* begin Rows *

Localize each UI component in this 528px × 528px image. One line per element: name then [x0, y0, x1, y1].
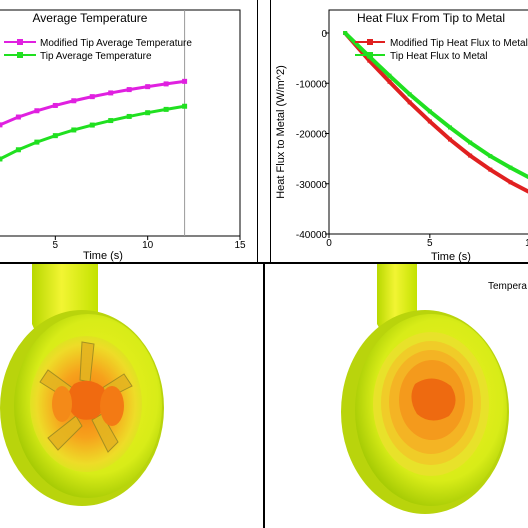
x-axis-label: Time (s)	[431, 251, 471, 262]
data-point	[34, 139, 40, 145]
data-point	[448, 125, 452, 130]
plot-frame	[328, 9, 528, 235]
data-point	[145, 84, 151, 90]
data-point	[468, 153, 473, 158]
legend: Modified Tip Heat Flux to Metal Tip Heat…	[355, 38, 528, 62]
data-point	[71, 127, 77, 133]
plot-frame	[0, 9, 241, 237]
contour-hot-core	[411, 378, 456, 421]
x-tick-label: 10	[142, 240, 154, 251]
legend-marker-tip	[17, 52, 23, 58]
y-tick-label: -30000	[296, 180, 328, 191]
data-point	[468, 140, 473, 145]
x-tick-label: 10	[525, 238, 528, 249]
data-point	[448, 137, 452, 142]
data-point	[34, 108, 40, 114]
data-point	[15, 147, 21, 153]
mesh-hot-spot	[100, 386, 124, 426]
data-point	[0, 156, 3, 162]
heat-flux-panel[interactable]: Heat Flux From Tip to Metal Heat Flux to…	[271, 0, 528, 262]
plot-area	[0, 9, 241, 237]
horizontal-divider	[0, 262, 528, 264]
data-point	[508, 180, 513, 185]
data-point	[387, 79, 392, 84]
data-point	[52, 102, 58, 108]
data-point	[89, 94, 95, 100]
data-point	[163, 106, 169, 112]
data-point	[108, 90, 114, 96]
modified-tip-3d-view[interactable]	[0, 264, 263, 528]
y-tick-label: 0	[321, 29, 327, 40]
data-point	[367, 58, 372, 63]
y-tick-label: -10000	[296, 79, 328, 90]
x-tick-label: 0	[326, 238, 332, 249]
data-point	[163, 81, 169, 87]
data-point	[508, 165, 513, 170]
legend-marker-tip	[367, 52, 373, 58]
average-temperature-chart[interactable]: Average Temperature Time (s) 5 10 15 Modif…	[0, 0, 257, 262]
y-axis-label: Heat Flux to Metal (W/m^2)	[275, 65, 287, 199]
data-point	[71, 98, 77, 104]
chart-title: Average Temperature	[33, 11, 148, 25]
legend: Modified Tip Average Temperature Tip Ave…	[4, 38, 192, 62]
mesh-warm-spot	[52, 386, 72, 422]
data-point	[52, 133, 58, 139]
data-point	[15, 114, 21, 120]
y-tick-label: -20000	[296, 130, 328, 141]
x-axis-label: Time (s)	[83, 250, 123, 262]
color-legend-label: Tempera	[488, 281, 527, 292]
chart-background	[271, 0, 528, 262]
vertical-divider-top-right	[270, 0, 271, 262]
tip-render[interactable]: Tempera	[265, 264, 528, 528]
heat-flux-chart[interactable]: Heat Flux From Tip to Metal Heat Flux to…	[271, 0, 528, 262]
data-point	[343, 31, 348, 35]
data-point	[126, 113, 132, 119]
average-temperature-panel[interactable]: Average Temperature Time (s) 5 10 15 Modif…	[0, 0, 257, 262]
tip-3d-view[interactable]: Tempera	[265, 264, 528, 528]
data-point	[182, 103, 188, 109]
modified-tip-render[interactable]	[0, 264, 263, 528]
data-point	[182, 78, 188, 84]
x-tick-label: 5	[53, 240, 59, 251]
y-tick-label: -40000	[296, 230, 328, 241]
data-point	[407, 92, 412, 97]
legend-marker-modified	[17, 39, 23, 45]
legend-marker-modified	[367, 39, 373, 45]
legend-label-modified: Modified Tip Heat Flux to Metal	[390, 38, 528, 49]
data-point	[108, 118, 114, 124]
data-point	[488, 154, 493, 159]
data-point	[89, 122, 95, 128]
x-tick-label: 5	[427, 238, 433, 249]
chart-background	[0, 0, 257, 262]
data-point	[407, 100, 412, 105]
legend-label-modified: Modified Tip Average Temperature	[40, 38, 192, 49]
legend-label-tip: Tip Average Temperature	[40, 51, 152, 62]
data-point	[145, 110, 151, 116]
data-point	[387, 73, 392, 78]
data-point	[126, 87, 132, 93]
data-point	[0, 122, 3, 128]
data-point	[427, 119, 432, 124]
vertical-divider-bottom	[263, 264, 265, 528]
x-tick-label: 15	[234, 240, 246, 251]
data-point	[488, 167, 493, 172]
series-line-1	[343, 31, 528, 180]
chart-title: Heat Flux From Tip to Metal	[357, 11, 505, 25]
series-line-0	[343, 31, 528, 194]
vertical-divider-top-left	[257, 0, 258, 262]
legend-label-tip: Tip Heat Flux to Metal	[390, 51, 487, 62]
plot-area	[328, 9, 528, 235]
data-point	[427, 109, 432, 114]
mesh-hot-core	[67, 380, 106, 420]
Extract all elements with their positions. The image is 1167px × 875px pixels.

* end Rows *

**Instruction**
Please pull every line of the records above out word for word, leaving the pictures out of your answer.

**Answer to the exercise**
Localize each UI component in this 528px × 528px image. One line per element: name then [x0, y0, x1, y1].
x-axis-label: Time (s)	[431, 251, 471, 262]
data-point	[34, 139, 40, 145]
data-point	[448, 125, 452, 130]
plot-frame	[328, 9, 528, 235]
data-point	[145, 84, 151, 90]
data-point	[468, 153, 473, 158]
legend: Modified Tip Heat Flux to Metal Tip Heat…	[355, 38, 528, 62]
data-point	[71, 127, 77, 133]
plot-frame	[0, 9, 241, 237]
contour-hot-core	[411, 378, 456, 421]
x-tick-label: 10	[142, 240, 154, 251]
legend-marker-tip	[17, 52, 23, 58]
y-tick-label: -30000	[296, 180, 328, 191]
data-point	[468, 140, 473, 145]
x-tick-label: 10	[525, 238, 528, 249]
data-point	[448, 137, 452, 142]
data-point	[34, 108, 40, 114]
data-point	[15, 147, 21, 153]
mesh-hot-spot	[100, 386, 124, 426]
data-point	[0, 156, 3, 162]
heat-flux-panel[interactable]: Heat Flux From Tip to Metal Heat Flux to…	[271, 0, 528, 262]
plot-area	[0, 9, 241, 237]
horizontal-divider	[0, 262, 528, 264]
data-point	[508, 180, 513, 185]
data-point	[387, 79, 392, 84]
data-point	[52, 102, 58, 108]
data-point	[89, 94, 95, 100]
data-point	[163, 106, 169, 112]
data-point	[108, 90, 114, 96]
modified-tip-3d-view[interactable]	[0, 264, 263, 528]
y-tick-label: 0	[321, 29, 327, 40]
data-point	[367, 58, 372, 63]
y-tick-label: -10000	[296, 79, 328, 90]
x-tick-label: 0	[326, 238, 332, 249]
data-point	[163, 81, 169, 87]
data-point	[508, 165, 513, 170]
legend-marker-tip	[367, 52, 373, 58]
average-temperature-chart[interactable]: Average Temperature Time (s) 5 10 15 Modif…	[0, 0, 257, 262]
y-axis-label: Heat Flux to Metal (W/m^2)	[275, 65, 287, 199]
data-point	[71, 98, 77, 104]
chart-title: Average Temperature	[33, 11, 148, 25]
legend: Modified Tip Average Temperature Tip Ave…	[4, 38, 192, 62]
mesh-warm-spot	[52, 386, 72, 422]
data-point	[52, 133, 58, 139]
data-point	[15, 114, 21, 120]
y-tick-label: -20000	[296, 130, 328, 141]
x-axis-label: Time (s)	[83, 250, 123, 262]
color-legend-label: Tempera	[488, 281, 527, 292]
chart-background	[271, 0, 528, 262]
vertical-divider-top-right	[270, 0, 271, 262]
tip-render[interactable]: Tempera	[265, 264, 528, 528]
heat-flux-chart[interactable]: Heat Flux From Tip to Metal Heat Flux to…	[271, 0, 528, 262]
data-point	[343, 31, 348, 35]
data-point	[126, 113, 132, 119]
average-temperature-panel[interactable]: Average Temperature Time (s) 5 10 15 Modif…	[0, 0, 257, 262]
tip-3d-view[interactable]: Tempera	[265, 264, 528, 528]
data-point	[182, 103, 188, 109]
modified-tip-render[interactable]	[0, 264, 263, 528]
data-point	[182, 78, 188, 84]
x-tick-label: 5	[53, 240, 59, 251]
y-tick-label: -40000	[296, 230, 328, 241]
data-point	[407, 92, 412, 97]
legend-marker-modified	[17, 39, 23, 45]
legend-marker-modified	[367, 39, 373, 45]
legend-label-modified: Modified Tip Heat Flux to Metal	[390, 38, 528, 49]
data-point	[108, 118, 114, 124]
data-point	[488, 154, 493, 159]
data-point	[89, 122, 95, 128]
x-tick-label: 5	[427, 238, 433, 249]
chart-background	[0, 0, 257, 262]
data-point	[407, 100, 412, 105]
legend-label-modified: Modified Tip Average Temperature	[40, 38, 192, 49]
legend-label-tip: Tip Average Temperature	[40, 51, 152, 62]
data-point	[145, 110, 151, 116]
data-point	[387, 73, 392, 78]
data-point	[126, 87, 132, 93]
data-point	[0, 122, 3, 128]
data-point	[427, 119, 432, 124]
vertical-divider-bottom	[263, 264, 265, 528]
x-tick-label: 15	[234, 240, 246, 251]
data-point	[488, 167, 493, 172]
series-line-1	[343, 31, 528, 180]
chart-title: Heat Flux From Tip to Metal	[357, 11, 505, 25]
series-line-0	[343, 31, 528, 194]
vertical-divider-top-left	[257, 0, 258, 262]
legend-label-tip: Tip Heat Flux to Metal	[390, 51, 487, 62]
plot-area	[328, 9, 528, 235]
data-point	[427, 109, 432, 114]
mesh-hot-core	[67, 380, 106, 420]
Extract all elements with their positions. The image is 1167px × 875px pixels.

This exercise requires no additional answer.